What you will do
Could you print, word for word, the listing lines starting at the line containing "most 100 elements." and ending at the line containing "cell-category: Spoofing bbox=[492, 153, 530, 163]", with both of those lines included?

+++ Records for this exercise

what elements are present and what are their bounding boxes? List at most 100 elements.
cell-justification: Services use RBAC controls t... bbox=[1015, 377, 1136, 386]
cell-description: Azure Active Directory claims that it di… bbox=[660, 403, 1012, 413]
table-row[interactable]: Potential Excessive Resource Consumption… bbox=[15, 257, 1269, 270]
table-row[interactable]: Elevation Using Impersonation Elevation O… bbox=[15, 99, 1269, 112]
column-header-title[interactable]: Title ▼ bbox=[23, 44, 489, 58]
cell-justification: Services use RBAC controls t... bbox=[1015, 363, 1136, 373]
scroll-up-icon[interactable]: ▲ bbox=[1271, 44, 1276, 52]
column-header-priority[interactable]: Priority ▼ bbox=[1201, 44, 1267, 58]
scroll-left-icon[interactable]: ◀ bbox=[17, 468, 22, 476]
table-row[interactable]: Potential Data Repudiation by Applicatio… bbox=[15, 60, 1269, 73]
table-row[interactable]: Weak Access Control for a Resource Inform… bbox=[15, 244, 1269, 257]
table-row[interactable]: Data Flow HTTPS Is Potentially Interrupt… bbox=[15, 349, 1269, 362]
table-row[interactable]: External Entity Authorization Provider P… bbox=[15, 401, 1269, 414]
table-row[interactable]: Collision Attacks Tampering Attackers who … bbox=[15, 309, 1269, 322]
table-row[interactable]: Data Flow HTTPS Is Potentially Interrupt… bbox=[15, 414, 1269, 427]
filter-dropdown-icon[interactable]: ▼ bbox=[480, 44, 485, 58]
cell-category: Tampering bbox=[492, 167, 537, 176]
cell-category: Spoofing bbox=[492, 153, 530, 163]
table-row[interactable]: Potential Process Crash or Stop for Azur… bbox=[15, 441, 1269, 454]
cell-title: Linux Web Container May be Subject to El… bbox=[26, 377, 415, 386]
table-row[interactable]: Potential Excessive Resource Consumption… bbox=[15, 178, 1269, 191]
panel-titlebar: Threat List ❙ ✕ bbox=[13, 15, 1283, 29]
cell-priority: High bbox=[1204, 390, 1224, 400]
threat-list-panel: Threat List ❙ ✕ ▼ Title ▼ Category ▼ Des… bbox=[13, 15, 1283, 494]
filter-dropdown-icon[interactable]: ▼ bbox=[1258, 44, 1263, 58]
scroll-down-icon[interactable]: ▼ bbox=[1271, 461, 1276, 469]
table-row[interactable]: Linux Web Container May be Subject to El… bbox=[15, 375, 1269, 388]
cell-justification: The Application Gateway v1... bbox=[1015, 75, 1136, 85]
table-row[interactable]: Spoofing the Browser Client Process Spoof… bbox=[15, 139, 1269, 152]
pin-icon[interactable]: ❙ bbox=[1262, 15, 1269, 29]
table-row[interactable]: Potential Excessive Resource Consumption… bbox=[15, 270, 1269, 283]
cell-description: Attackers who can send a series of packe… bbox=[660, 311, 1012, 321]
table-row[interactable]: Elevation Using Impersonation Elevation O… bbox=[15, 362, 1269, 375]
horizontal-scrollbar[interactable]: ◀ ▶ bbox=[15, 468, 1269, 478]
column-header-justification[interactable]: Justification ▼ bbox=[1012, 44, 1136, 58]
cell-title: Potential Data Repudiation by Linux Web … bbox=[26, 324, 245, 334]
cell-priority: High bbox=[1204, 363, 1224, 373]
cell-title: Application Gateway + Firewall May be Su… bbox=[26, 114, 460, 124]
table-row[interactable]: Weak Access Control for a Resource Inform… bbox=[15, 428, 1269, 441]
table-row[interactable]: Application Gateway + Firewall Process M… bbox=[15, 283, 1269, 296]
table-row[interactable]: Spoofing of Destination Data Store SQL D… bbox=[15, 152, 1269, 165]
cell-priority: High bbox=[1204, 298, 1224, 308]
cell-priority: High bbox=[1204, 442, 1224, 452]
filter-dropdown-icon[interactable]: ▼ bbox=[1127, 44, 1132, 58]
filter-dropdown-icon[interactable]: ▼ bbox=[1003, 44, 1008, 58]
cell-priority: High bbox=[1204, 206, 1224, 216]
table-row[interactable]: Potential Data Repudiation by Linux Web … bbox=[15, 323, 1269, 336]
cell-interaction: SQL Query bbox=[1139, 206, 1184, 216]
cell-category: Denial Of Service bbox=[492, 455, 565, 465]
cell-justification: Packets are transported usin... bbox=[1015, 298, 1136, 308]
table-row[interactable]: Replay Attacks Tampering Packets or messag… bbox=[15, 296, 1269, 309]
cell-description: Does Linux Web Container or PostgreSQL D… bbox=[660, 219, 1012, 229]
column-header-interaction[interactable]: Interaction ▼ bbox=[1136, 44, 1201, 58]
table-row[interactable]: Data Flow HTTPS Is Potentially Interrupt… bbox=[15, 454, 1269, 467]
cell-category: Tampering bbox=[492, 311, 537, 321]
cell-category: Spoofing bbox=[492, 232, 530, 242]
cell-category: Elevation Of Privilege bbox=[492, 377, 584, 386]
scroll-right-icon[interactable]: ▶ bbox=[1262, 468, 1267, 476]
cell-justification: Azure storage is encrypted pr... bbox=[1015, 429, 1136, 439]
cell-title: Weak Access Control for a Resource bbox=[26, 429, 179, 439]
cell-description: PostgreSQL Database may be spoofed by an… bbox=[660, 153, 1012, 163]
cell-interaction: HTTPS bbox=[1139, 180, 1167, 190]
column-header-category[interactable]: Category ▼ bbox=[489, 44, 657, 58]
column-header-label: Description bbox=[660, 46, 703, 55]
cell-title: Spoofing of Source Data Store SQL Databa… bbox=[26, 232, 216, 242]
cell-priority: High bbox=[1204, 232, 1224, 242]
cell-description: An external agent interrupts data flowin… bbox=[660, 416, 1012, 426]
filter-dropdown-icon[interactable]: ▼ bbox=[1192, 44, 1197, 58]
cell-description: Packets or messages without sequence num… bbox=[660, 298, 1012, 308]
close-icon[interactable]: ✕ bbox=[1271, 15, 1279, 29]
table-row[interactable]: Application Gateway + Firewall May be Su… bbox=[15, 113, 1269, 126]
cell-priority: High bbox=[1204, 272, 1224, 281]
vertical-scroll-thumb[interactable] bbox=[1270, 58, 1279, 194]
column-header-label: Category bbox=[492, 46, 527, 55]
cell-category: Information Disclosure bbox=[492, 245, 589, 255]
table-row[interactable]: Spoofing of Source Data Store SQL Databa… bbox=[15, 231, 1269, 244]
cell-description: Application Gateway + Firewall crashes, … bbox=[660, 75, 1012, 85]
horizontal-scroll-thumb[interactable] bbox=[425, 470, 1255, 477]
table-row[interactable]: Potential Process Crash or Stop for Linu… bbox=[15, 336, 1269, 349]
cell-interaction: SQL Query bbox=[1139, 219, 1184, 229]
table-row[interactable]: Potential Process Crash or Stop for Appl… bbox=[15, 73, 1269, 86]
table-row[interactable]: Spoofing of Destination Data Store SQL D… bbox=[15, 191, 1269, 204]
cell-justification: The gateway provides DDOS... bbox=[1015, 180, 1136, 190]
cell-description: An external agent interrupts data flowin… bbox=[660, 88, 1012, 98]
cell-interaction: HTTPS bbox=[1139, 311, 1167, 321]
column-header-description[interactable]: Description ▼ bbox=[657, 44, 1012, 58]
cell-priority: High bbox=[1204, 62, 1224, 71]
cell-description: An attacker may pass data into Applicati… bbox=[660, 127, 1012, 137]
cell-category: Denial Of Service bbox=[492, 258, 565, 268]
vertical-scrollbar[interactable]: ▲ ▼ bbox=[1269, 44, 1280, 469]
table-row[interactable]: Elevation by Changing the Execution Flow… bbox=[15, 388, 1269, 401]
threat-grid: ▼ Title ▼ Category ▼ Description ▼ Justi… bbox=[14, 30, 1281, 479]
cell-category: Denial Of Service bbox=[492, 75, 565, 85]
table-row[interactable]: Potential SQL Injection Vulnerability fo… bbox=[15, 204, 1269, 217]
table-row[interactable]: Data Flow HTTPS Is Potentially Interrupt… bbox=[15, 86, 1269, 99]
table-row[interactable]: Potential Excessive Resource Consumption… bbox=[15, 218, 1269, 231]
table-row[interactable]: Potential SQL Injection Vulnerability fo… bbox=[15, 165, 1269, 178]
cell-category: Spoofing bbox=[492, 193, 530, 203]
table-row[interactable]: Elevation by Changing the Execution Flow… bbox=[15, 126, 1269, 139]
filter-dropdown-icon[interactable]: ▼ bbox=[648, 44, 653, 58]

++++++
+++ Records for this exercise

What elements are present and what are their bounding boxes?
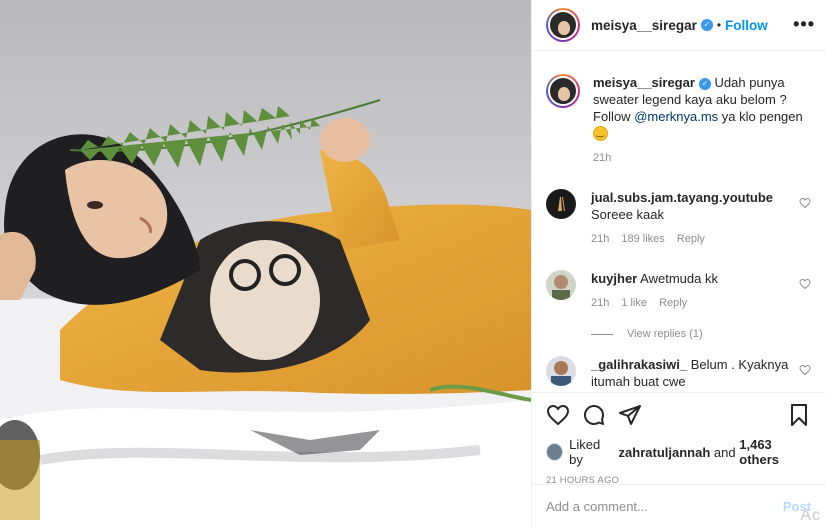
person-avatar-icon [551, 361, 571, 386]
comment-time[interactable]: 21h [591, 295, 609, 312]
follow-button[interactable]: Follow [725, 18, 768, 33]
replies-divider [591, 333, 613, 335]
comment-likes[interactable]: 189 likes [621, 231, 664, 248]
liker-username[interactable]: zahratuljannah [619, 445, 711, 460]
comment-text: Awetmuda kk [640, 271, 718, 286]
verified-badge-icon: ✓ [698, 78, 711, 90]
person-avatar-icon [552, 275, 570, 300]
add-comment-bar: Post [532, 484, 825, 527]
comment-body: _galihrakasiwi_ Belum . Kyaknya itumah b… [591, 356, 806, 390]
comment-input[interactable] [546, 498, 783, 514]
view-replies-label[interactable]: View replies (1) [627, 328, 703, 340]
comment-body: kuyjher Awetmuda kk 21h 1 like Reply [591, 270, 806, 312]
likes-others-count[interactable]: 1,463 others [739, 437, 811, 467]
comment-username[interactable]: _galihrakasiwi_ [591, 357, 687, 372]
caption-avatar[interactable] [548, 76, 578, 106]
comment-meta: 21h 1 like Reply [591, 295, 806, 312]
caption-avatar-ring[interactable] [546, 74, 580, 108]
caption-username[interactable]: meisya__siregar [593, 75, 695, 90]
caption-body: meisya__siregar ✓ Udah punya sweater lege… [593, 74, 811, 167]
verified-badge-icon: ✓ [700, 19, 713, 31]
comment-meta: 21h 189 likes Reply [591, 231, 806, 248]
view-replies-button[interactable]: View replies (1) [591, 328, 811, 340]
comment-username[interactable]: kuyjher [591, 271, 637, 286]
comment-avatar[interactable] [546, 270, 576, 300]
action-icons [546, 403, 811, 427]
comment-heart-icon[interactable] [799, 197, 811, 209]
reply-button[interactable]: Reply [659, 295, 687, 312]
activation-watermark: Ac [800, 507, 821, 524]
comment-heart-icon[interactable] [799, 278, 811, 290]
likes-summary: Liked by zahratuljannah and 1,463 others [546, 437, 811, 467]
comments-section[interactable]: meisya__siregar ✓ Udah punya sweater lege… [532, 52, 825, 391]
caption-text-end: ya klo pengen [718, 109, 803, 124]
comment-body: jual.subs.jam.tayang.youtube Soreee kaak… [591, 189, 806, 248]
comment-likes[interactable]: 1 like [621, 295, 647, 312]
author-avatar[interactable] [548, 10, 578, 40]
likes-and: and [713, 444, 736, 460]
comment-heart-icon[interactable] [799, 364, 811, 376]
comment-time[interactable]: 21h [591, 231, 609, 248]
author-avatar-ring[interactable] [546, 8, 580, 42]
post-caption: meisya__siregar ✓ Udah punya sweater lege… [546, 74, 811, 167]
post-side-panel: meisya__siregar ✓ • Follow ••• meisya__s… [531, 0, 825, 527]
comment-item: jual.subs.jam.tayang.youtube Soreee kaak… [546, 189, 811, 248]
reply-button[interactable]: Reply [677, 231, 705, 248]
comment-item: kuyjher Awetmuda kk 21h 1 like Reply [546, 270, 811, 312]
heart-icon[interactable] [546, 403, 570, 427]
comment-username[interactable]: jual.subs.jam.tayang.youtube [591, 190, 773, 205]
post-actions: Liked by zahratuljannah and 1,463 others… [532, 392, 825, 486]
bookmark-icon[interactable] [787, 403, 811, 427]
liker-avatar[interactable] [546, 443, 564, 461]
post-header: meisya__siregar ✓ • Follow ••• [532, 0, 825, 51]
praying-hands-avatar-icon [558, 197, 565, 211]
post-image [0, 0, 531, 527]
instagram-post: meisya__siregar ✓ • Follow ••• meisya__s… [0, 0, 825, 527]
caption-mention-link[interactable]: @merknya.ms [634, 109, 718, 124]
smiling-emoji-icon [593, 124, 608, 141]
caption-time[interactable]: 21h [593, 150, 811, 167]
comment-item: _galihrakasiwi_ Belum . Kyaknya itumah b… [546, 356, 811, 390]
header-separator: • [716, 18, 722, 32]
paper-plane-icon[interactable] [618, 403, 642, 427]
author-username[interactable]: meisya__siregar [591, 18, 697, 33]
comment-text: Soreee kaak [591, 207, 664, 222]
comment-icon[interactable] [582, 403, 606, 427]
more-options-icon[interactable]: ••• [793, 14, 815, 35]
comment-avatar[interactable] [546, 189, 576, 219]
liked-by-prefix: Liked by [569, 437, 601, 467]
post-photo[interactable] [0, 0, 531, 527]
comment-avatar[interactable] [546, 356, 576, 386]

++++++

Exercise answer
what elements are present and what are their bounding boxes? List at most 100 elements.
cell-justification: Services use RBAC controls t... bbox=[1015, 377, 1136, 386]
cell-description: Azure Active Directory claims that it di… bbox=[660, 403, 1012, 413]
table-row[interactable]: Potential Excessive Resource Consumption… bbox=[15, 257, 1269, 270]
table-row[interactable]: Elevation Using Impersonation Elevation O… bbox=[15, 99, 1269, 112]
column-header-title[interactable]: Title ▼ bbox=[23, 44, 489, 58]
cell-justification: Services use RBAC controls t... bbox=[1015, 363, 1136, 373]
scroll-up-icon[interactable]: ▲ bbox=[1271, 44, 1276, 52]
column-header-priority[interactable]: Priority ▼ bbox=[1201, 44, 1267, 58]
scroll-left-icon[interactable]: ◀ bbox=[17, 468, 22, 476]
table-row[interactable]: Potential Data Repudiation by Applicatio… bbox=[15, 60, 1269, 73]
table-row[interactable]: Weak Access Control for a Resource Inform… bbox=[15, 244, 1269, 257]
table-row[interactable]: Data Flow HTTPS Is Potentially Interrupt… bbox=[15, 349, 1269, 362]
table-row[interactable]: External Entity Authorization Provider P… bbox=[15, 401, 1269, 414]
table-row[interactable]: Collision Attacks Tampering Attackers who … bbox=[15, 309, 1269, 322]
table-row[interactable]: Data Flow HTTPS Is Potentially Interrupt… bbox=[15, 414, 1269, 427]
filter-dropdown-icon[interactable]: ▼ bbox=[480, 44, 485, 58]
cell-category: Tampering bbox=[492, 167, 537, 176]
cell-category: Spoofing bbox=[492, 153, 530, 163]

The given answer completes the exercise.